## [Element placement data]
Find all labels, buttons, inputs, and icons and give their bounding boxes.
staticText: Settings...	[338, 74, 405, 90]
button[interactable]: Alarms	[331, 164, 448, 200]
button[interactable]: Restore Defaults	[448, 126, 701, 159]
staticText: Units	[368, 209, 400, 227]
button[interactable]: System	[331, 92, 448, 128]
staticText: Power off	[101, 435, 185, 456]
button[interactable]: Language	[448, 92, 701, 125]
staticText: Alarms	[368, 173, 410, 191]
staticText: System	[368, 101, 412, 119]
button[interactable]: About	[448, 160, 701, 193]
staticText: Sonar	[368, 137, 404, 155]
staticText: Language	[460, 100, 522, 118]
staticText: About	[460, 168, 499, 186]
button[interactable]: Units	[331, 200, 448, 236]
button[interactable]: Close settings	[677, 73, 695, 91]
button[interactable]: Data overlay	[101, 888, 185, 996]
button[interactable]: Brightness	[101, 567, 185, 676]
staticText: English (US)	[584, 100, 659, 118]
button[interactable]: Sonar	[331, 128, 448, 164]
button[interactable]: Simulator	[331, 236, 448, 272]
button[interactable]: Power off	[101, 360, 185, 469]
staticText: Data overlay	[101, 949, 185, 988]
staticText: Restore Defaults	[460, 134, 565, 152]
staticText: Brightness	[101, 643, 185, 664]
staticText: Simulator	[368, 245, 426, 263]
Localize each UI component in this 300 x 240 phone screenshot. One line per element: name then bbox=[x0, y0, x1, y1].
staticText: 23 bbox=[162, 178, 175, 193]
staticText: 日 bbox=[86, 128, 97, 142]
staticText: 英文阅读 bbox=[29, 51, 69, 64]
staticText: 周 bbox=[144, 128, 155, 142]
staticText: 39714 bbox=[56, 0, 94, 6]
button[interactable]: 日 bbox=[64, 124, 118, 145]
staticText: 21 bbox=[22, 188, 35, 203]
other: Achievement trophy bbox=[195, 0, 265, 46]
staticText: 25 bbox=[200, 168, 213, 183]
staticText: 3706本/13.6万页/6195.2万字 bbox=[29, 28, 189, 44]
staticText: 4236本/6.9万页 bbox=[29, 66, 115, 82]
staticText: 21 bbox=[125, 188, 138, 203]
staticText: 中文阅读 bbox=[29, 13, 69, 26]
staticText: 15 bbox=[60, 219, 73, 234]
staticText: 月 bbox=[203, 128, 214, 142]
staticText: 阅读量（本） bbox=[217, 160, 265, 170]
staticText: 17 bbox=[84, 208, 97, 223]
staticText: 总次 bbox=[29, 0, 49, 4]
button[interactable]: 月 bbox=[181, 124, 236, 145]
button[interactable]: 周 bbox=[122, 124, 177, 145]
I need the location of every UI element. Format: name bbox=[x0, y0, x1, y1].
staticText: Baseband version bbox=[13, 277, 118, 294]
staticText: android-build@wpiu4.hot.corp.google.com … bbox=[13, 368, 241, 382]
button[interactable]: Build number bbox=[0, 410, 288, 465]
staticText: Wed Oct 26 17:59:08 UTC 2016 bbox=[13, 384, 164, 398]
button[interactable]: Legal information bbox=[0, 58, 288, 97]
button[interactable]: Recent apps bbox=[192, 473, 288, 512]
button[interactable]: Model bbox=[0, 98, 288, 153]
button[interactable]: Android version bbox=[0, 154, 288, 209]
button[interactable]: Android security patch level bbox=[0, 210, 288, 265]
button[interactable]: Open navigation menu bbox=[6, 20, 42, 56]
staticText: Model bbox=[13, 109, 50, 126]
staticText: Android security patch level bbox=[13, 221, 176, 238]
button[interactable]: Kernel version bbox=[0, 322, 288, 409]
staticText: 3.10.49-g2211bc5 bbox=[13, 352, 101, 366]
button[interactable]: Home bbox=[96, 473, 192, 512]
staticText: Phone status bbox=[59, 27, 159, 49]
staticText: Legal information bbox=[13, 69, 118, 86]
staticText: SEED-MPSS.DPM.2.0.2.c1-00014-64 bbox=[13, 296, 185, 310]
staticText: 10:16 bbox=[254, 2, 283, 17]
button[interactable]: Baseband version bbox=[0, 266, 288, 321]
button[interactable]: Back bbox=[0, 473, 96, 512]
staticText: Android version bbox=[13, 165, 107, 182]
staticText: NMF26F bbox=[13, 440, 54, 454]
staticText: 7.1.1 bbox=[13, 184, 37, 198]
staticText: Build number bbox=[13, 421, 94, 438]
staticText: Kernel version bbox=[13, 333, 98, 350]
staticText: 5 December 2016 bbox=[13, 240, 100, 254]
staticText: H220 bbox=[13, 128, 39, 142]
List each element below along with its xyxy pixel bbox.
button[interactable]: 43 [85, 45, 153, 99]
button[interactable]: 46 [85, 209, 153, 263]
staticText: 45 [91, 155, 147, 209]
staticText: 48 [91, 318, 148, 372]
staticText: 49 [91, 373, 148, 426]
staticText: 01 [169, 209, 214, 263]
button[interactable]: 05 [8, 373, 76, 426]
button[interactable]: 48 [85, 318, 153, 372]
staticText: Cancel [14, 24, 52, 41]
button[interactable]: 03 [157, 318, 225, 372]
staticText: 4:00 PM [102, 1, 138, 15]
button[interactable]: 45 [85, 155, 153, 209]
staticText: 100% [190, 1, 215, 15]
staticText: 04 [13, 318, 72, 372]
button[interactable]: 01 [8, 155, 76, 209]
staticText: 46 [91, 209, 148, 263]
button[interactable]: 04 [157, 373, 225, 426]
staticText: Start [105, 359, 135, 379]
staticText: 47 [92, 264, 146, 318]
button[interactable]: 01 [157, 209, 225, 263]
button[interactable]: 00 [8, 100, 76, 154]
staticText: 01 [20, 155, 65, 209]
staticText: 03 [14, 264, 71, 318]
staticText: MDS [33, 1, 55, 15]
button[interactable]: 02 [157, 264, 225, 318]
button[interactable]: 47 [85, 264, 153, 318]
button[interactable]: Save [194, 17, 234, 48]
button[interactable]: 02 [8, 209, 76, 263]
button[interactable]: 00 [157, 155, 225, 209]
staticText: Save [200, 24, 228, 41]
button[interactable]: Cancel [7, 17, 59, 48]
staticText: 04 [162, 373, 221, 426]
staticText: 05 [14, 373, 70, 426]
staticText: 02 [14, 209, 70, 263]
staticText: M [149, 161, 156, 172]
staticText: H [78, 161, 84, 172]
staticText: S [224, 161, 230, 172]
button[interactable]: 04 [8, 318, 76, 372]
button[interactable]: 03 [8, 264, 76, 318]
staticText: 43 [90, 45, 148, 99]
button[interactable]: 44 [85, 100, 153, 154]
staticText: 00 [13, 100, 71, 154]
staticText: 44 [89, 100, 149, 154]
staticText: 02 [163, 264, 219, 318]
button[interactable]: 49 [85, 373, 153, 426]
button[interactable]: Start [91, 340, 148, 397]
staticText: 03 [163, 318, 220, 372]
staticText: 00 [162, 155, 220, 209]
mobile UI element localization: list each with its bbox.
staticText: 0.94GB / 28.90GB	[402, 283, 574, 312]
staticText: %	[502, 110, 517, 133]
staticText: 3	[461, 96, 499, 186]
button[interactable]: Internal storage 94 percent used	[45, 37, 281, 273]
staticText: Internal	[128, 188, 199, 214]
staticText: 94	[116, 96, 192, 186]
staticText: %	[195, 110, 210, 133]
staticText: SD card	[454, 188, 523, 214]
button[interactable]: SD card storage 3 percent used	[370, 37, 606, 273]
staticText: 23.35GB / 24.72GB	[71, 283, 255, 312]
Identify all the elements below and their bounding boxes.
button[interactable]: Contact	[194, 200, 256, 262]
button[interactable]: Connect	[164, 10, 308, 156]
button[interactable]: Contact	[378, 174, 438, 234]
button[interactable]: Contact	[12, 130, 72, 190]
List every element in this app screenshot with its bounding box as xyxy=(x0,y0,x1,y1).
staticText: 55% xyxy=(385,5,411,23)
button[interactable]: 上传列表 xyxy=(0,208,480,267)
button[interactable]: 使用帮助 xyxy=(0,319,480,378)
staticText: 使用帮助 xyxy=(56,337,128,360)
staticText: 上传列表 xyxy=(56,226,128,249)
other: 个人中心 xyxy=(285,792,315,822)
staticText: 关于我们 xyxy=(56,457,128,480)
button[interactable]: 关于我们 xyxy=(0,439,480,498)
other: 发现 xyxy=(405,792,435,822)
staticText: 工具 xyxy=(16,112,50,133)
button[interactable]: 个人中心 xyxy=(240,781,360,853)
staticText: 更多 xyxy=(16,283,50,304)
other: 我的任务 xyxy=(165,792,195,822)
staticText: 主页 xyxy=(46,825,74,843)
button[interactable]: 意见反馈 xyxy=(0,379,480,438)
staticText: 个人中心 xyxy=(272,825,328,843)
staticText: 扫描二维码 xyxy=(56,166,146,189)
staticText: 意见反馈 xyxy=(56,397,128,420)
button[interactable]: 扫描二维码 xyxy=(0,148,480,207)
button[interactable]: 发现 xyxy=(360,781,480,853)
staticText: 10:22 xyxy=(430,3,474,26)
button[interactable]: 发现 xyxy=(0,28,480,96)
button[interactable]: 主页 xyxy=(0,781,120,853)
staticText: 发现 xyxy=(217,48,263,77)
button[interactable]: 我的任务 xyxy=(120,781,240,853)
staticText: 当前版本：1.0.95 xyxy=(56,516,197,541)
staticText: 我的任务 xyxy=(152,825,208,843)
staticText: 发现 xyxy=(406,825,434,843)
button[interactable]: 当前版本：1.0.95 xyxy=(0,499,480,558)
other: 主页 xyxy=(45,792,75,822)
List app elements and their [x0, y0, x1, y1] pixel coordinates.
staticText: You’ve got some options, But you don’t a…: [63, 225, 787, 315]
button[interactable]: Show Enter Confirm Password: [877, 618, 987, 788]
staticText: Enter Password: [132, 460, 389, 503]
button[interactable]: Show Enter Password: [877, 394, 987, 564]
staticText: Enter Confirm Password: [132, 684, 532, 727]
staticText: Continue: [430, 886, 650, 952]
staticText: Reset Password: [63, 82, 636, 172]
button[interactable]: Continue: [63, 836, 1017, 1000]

## [To be done]
Swap "Alarms" for "Alerts" in the part of the entries that runs from the start through the line containing "360, 185, 469]", and write that part out again with nothing else changed.

## [Worked answer]
Find all labels, buttons, inputs, and icons and give their bounding boxes.
staticText: Settings...	[338, 74, 405, 90]
button[interactable]: Alerts	[331, 164, 448, 200]
button[interactable]: Restore Defaults	[448, 126, 701, 159]
staticText: Units	[368, 209, 400, 227]
button[interactable]: System	[331, 92, 448, 128]
staticText: Power off	[101, 435, 185, 456]
button[interactable]: Language	[448, 92, 701, 125]
staticText: Alerts	[368, 173, 410, 191]
staticText: System	[368, 101, 412, 119]
button[interactable]: About	[448, 160, 701, 193]
staticText: Sonar	[368, 137, 404, 155]
staticText: Language	[460, 100, 522, 118]
staticText: About	[460, 168, 499, 186]
button[interactable]: Units	[331, 200, 448, 236]
button[interactable]: Close settings	[677, 73, 695, 91]
button[interactable]: Data overlay	[101, 888, 185, 996]
button[interactable]: Brightness	[101, 567, 185, 676]
staticText: English (US)	[584, 100, 659, 118]
button[interactable]: Sonar	[331, 128, 448, 164]
button[interactable]: Simulator	[331, 236, 448, 272]
button[interactable]: Power off	[101, 360, 185, 469]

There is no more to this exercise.